To do:
Would you quote every entry exactly, dropping only the pictures?

Records from a collection:
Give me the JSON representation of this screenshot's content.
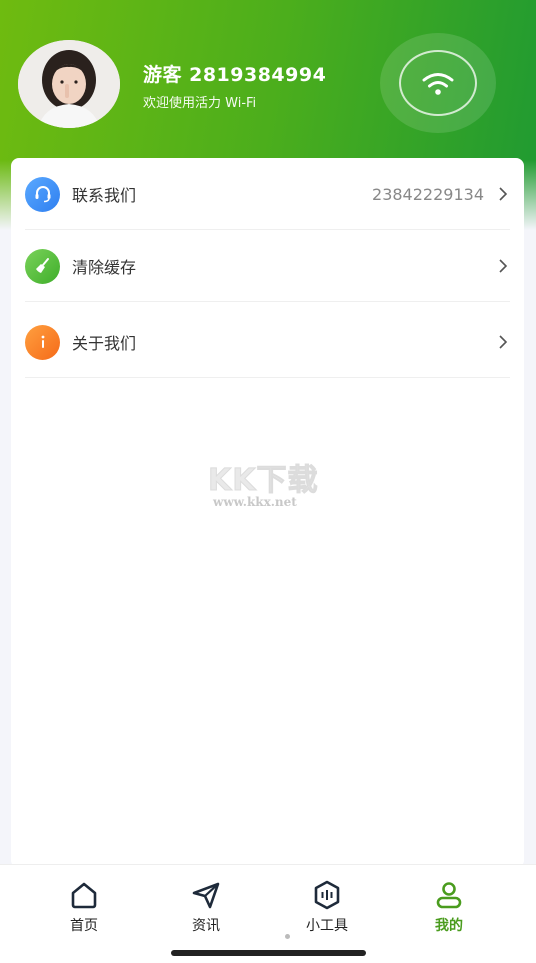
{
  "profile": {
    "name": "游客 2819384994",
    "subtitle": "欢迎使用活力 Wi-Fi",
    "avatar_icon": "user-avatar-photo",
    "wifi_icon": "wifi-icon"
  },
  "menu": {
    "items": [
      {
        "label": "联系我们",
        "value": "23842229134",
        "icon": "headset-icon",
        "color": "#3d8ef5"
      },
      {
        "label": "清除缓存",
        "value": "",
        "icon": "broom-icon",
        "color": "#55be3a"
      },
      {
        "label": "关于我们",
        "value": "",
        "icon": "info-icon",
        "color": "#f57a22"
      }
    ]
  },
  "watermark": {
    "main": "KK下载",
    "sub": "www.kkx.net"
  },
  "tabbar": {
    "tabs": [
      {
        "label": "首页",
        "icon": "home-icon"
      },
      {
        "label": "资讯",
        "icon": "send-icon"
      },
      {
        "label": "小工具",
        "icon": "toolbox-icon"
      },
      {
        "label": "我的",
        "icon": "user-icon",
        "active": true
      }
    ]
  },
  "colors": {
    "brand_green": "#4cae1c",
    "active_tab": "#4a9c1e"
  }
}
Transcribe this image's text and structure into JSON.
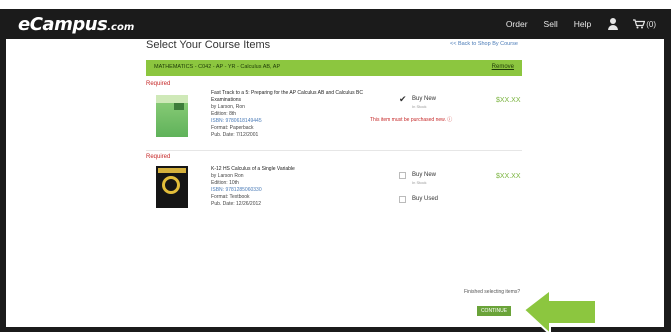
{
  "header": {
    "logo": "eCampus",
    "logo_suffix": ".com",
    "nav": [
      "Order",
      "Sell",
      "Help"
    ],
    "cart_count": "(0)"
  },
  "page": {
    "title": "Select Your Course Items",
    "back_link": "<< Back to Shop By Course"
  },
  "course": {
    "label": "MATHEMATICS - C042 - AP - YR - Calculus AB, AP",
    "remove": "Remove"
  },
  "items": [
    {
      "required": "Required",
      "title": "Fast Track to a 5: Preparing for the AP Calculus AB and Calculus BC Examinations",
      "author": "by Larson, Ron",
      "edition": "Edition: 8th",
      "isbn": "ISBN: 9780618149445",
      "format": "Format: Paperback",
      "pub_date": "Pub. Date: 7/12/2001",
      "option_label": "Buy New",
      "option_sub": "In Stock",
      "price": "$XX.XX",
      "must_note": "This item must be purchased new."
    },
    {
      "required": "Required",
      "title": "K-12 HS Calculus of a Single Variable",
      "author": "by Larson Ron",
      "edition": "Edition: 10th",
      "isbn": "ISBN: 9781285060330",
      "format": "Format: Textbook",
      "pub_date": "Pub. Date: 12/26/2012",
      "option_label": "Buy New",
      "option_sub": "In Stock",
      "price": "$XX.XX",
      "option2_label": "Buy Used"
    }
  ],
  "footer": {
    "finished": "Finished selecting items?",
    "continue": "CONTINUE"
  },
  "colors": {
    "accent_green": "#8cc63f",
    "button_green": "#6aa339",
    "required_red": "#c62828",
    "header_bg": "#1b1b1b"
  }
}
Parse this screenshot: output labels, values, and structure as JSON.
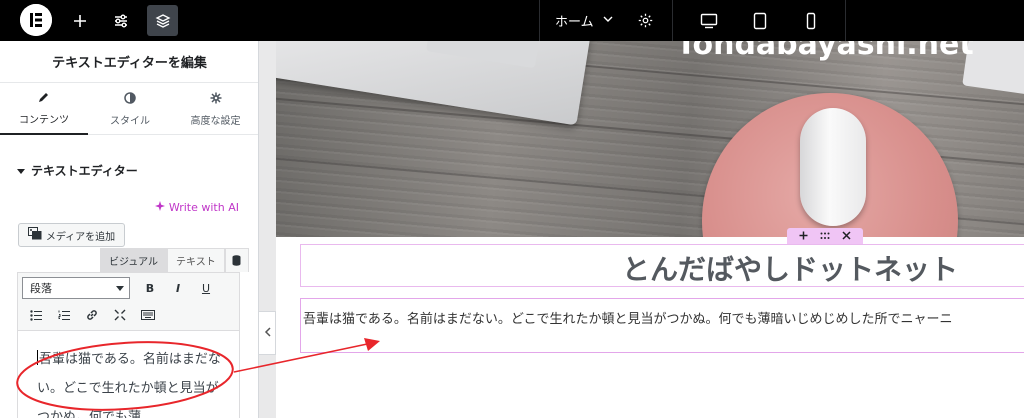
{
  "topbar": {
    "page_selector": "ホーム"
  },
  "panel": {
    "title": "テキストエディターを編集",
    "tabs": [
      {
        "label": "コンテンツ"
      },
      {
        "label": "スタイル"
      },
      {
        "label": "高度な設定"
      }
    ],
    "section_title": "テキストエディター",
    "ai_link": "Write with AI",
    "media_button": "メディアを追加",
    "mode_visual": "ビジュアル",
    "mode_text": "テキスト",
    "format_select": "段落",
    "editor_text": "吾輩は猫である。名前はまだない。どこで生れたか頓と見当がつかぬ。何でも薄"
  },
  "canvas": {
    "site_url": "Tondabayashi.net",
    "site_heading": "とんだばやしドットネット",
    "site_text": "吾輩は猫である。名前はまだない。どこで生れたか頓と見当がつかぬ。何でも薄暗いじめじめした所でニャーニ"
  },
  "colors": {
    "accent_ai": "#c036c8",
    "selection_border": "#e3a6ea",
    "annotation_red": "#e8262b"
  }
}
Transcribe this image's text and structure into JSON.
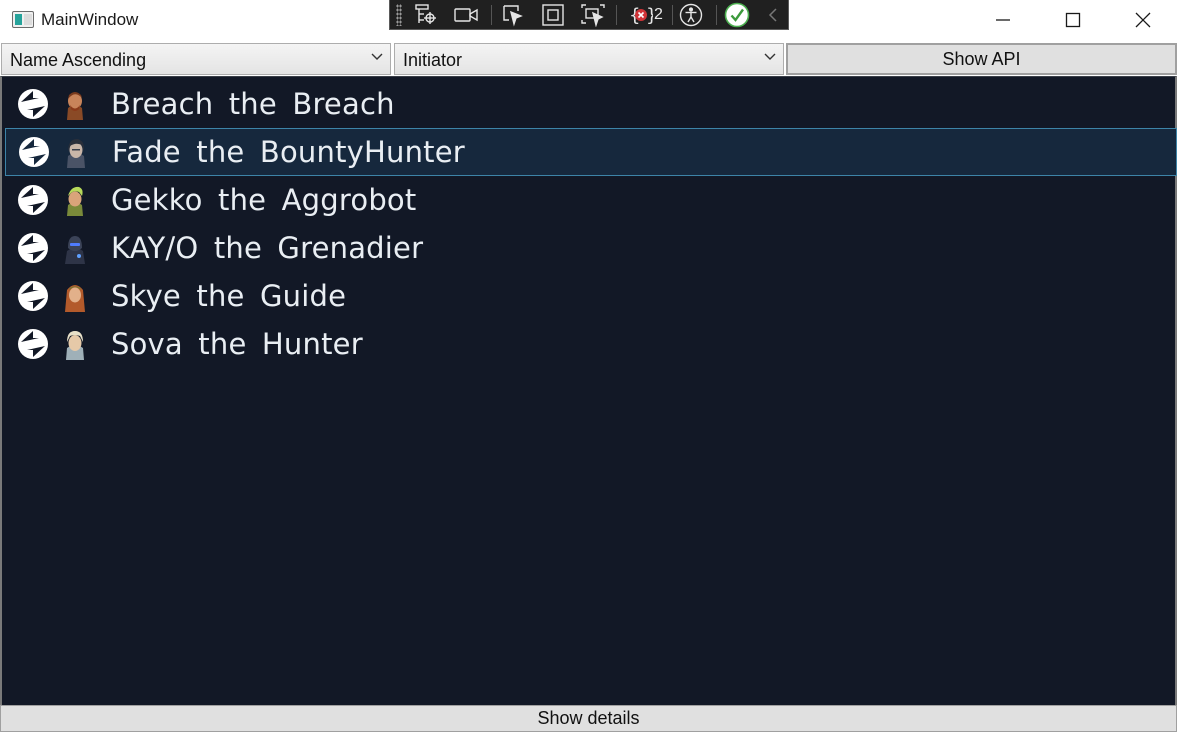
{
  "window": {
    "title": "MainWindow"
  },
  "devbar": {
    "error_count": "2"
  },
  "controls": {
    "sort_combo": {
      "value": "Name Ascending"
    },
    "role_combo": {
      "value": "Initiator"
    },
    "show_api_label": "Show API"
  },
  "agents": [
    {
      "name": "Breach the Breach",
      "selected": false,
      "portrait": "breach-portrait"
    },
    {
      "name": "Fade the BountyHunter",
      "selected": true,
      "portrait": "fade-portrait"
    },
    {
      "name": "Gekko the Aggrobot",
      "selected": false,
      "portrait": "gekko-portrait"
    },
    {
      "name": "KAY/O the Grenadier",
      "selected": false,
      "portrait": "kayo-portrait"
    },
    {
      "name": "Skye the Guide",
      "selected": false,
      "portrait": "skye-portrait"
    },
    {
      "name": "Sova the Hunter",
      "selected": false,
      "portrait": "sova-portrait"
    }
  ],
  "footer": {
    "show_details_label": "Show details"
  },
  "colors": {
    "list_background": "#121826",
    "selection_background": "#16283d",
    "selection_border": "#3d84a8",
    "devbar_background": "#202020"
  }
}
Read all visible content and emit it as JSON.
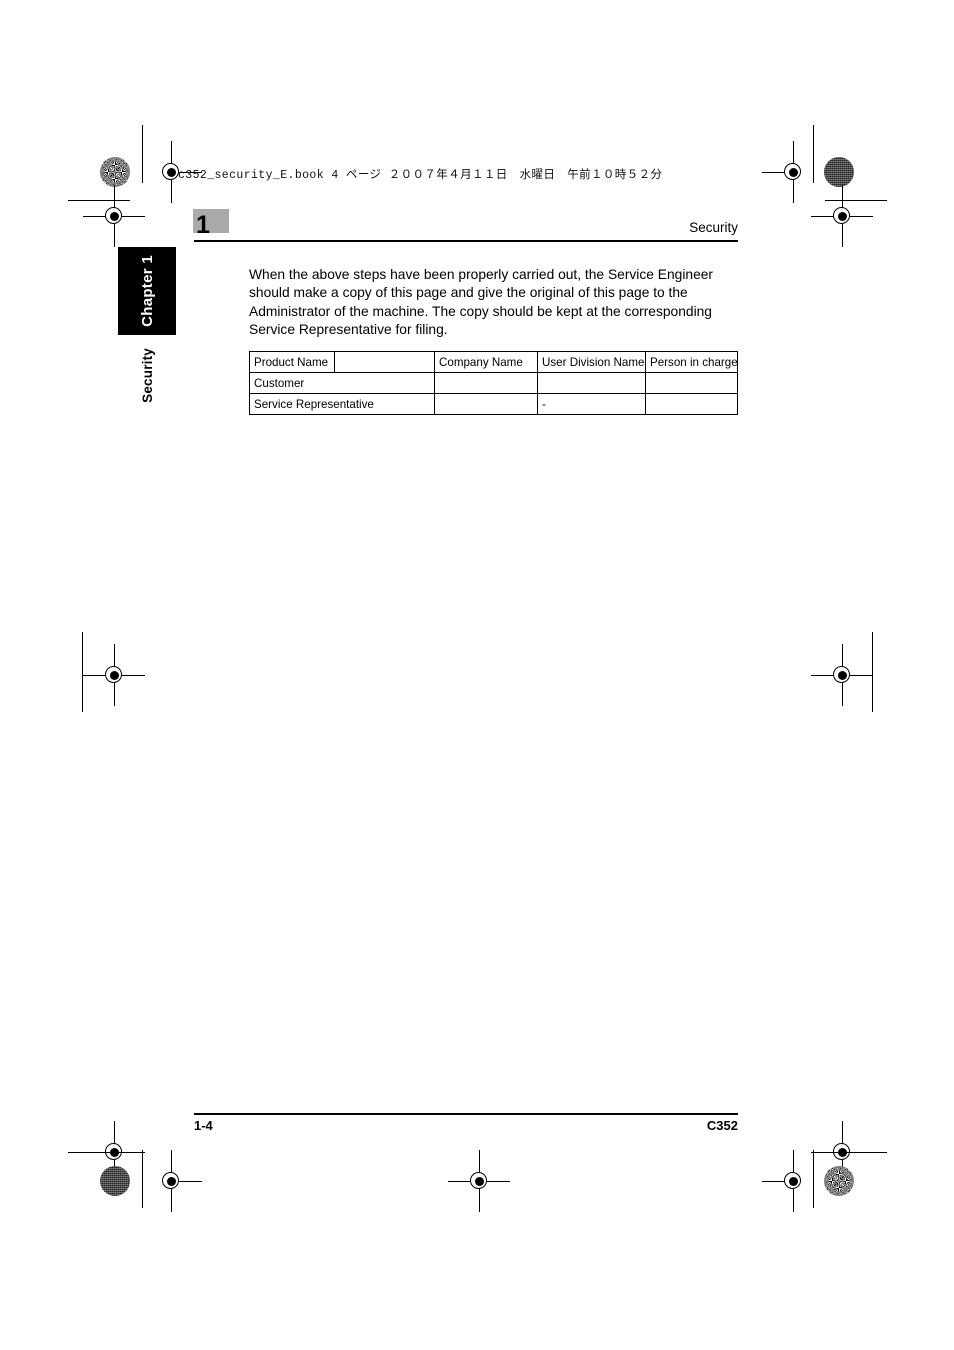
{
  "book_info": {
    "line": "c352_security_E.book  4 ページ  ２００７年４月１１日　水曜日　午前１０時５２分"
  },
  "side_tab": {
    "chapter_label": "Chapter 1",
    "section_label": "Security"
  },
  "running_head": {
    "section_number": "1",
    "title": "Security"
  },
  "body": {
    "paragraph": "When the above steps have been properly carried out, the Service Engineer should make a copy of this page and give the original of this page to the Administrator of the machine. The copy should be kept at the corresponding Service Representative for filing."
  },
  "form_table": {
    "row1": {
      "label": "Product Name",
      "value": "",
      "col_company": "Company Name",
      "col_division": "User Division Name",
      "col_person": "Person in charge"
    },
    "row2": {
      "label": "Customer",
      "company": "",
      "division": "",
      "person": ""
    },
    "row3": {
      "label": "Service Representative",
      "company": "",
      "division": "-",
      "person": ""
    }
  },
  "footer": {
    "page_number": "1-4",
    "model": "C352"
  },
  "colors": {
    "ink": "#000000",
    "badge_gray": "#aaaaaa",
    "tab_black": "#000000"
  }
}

Full answer:
Give me the JSON representation of this screenshot's content.
{
  "profile": {
    "name": "游客 2819384994",
    "subtitle": "欢迎使用活力 Wi-Fi",
    "avatar_icon": "user-avatar-photo",
    "wifi_icon": "wifi-icon"
  },
  "menu": {
    "items": [
      {
        "label": "联系我们",
        "value": "23842229134",
        "icon": "headset-icon",
        "color": "#3d8ef5"
      },
      {
        "label": "清除缓存",
        "value": "",
        "icon": "broom-icon",
        "color": "#55be3a"
      },
      {
        "label": "关于我们",
        "value": "",
        "icon": "info-icon",
        "color": "#f57a22"
      }
    ]
  },
  "watermark": {
    "main": "KK下载",
    "sub": "www.kkx.net"
  },
  "tabbar": {
    "tabs": [
      {
        "label": "首页",
        "icon": "home-icon"
      },
      {
        "label": "资讯",
        "icon": "send-icon"
      },
      {
        "label": "小工具",
        "icon": "toolbox-icon"
      },
      {
        "label": "我的",
        "icon": "user-icon",
        "active": true
      }
    ]
  },
  "colors": {
    "brand_green": "#4cae1c",
    "active_tab": "#4a9c1e"
  }
}
Transcribe this image's text and structure into JSON.
{
  "header": {
    "logo": "eCampus",
    "logo_suffix": ".com",
    "nav": [
      "Order",
      "Sell",
      "Help"
    ],
    "cart_count": "(0)"
  },
  "page": {
    "title": "Select Your Course Items",
    "back_link": "<< Back to Shop By Course"
  },
  "course": {
    "label": "MATHEMATICS - C042 - AP - YR - Calculus AB, AP",
    "remove": "Remove"
  },
  "items": [
    {
      "required": "Required",
      "title": "Fast Track to a 5: Preparing for the AP Calculus AB and Calculus BC Examinations",
      "author": "by Larson, Ron",
      "edition": "Edition: 8th",
      "isbn": "ISBN: 9780618149445",
      "format": "Format: Paperback",
      "pub_date": "Pub. Date: 7/12/2001",
      "option_label": "Buy New",
      "option_sub": "In Stock",
      "price": "$XX.XX",
      "must_note": "This item must be purchased new."
    },
    {
      "required": "Required",
      "title": "K-12 HS Calculus of a Single Variable",
      "author": "by Larson Ron",
      "edition": "Edition: 10th",
      "isbn": "ISBN: 9781285060330",
      "format": "Format: Textbook",
      "pub_date": "Pub. Date: 12/26/2012",
      "option_label": "Buy New",
      "option_sub": "In Stock",
      "price": "$XX.XX",
      "option2_label": "Buy Used"
    }
  ],
  "footer": {
    "finished": "Finished selecting items?",
    "continue": "CONTINUE"
  },
  "colors": {
    "accent_green": "#8cc63f",
    "button_green": "#6aa339",
    "required_red": "#c62828",
    "header_bg": "#1b1b1b"
  }
}
Parse this screenshot: output labels, values, and structure as JSON.
{
  "topbar": {
    "page_selector": "ホーム"
  },
  "panel": {
    "title": "テキストエディターを編集",
    "tabs": [
      {
        "label": "コンテンツ"
      },
      {
        "label": "スタイル"
      },
      {
        "label": "高度な設定"
      }
    ],
    "section_title": "テキストエディター",
    "ai_link": "Write with AI",
    "media_button": "メディアを追加",
    "mode_visual": "ビジュアル",
    "mode_text": "テキスト",
    "format_select": "段落",
    "editor_text": "吾輩は猫である。名前はまだない。どこで生れたか頓と見当がつかぬ。何でも薄"
  },
  "canvas": {
    "site_url": "Tondabayashi.net",
    "site_heading": "とんだばやしドットネット",
    "site_text": "吾輩は猫である。名前はまだない。どこで生れたか頓と見当がつかぬ。何でも薄暗いじめじめした所でニャーニ"
  },
  "colors": {
    "accent_ai": "#c036c8",
    "selection_border": "#e3a6ea",
    "annotation_red": "#e8262b"
  }
}
Transcribe this image's text and structure into JSON.
{
  "window": {
    "title": "MainWindow"
  },
  "devbar": {
    "error_count": "2"
  },
  "controls": {
    "sort_combo": {
      "value": "Name Ascending"
    },
    "role_combo": {
      "value": "Initiator"
    },
    "show_api_label": "Show API"
  },
  "agents": [
    {
      "name": "Breach the Breach",
      "selected": false,
      "portrait": "breach-portrait"
    },
    {
      "name": "Fade the BountyHunter",
      "selected": true,
      "portrait": "fade-portrait"
    },
    {
      "name": "Gekko the Aggrobot",
      "selected": false,
      "portrait": "gekko-portrait"
    },
    {
      "name": "KAY/O the Grenadier",
      "selected": false,
      "portrait": "kayo-portrait"
    },
    {
      "name": "Skye the Guide",
      "selected": false,
      "portrait": "skye-portrait"
    },
    {
      "name": "Sova the Hunter",
      "selected": false,
      "portrait": "sova-portrait"
    }
  ],
  "footer": {
    "show_details_label": "Show details"
  },
  "colors": {
    "list_background": "#121826",
    "selection_background": "#16283d",
    "selection_border": "#3d84a8",
    "devbar_background": "#202020"
  }
}
Read all visible content and emit it as JSON.
{
  "book_info": {
    "line": "c352_security_E.book  4 ページ  ２００７年４月１１日　水曜日　午前１０時５２分"
  },
  "side_tab": {
    "chapter_label": "Chapter 1",
    "section_label": "Security"
  },
  "running_head": {
    "section_number": "1",
    "title": "Security"
  },
  "body": {
    "paragraph": "When the above steps have been properly carried out, the Service Engineer should make a copy of this page and give the original of this page to the Administrator of the machine. The copy should be kept at the corresponding Service Representative for filing."
  },
  "form_table": {
    "row1": {
      "label": "Product Name",
      "value": "",
      "col_company": "Company Name",
      "col_division": "User Division Name",
      "col_person": "Person in charge"
    },
    "row2": {
      "label": "Customer",
      "company": "",
      "division": "",
      "person": ""
    },
    "row3": {
      "label": "Service Representative",
      "company": "",
      "division": "-",
      "person": ""
    }
  },
  "footer": {
    "page_number": "1-4",
    "model": "C352"
  },
  "colors": {
    "ink": "#000000",
    "badge_gray": "#aaaaaa",
    "tab_black": "#000000"
  }
}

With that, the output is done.